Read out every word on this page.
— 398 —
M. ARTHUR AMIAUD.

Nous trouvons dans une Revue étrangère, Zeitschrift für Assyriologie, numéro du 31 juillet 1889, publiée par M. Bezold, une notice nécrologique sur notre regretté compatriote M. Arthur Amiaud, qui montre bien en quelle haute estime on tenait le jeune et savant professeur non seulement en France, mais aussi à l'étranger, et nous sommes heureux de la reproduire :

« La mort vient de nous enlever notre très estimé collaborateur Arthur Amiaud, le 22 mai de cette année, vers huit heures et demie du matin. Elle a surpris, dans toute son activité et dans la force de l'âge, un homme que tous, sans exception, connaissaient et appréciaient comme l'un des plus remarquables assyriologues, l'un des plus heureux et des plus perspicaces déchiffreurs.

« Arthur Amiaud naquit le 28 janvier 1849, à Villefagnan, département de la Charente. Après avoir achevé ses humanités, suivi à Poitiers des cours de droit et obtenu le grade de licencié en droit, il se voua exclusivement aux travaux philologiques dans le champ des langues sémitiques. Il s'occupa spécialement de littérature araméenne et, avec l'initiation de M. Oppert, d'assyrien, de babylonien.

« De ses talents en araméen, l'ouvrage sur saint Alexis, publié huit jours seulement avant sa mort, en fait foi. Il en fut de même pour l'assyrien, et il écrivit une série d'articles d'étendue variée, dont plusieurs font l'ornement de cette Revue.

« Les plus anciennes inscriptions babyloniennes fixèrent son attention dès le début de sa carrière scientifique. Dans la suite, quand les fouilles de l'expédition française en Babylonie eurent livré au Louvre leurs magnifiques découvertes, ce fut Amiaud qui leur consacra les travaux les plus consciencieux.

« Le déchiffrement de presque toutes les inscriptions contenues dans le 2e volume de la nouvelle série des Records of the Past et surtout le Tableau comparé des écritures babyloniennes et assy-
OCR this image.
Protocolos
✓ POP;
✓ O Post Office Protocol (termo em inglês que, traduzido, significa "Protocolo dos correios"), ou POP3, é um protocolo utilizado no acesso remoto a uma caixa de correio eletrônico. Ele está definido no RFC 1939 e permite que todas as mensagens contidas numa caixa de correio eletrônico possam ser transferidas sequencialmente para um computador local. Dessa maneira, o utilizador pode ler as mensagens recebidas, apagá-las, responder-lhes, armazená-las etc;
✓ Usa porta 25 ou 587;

* * * * * * *

Working from the entries above, return all lines that contain "this".

Read out every word on this page.
OCR this image.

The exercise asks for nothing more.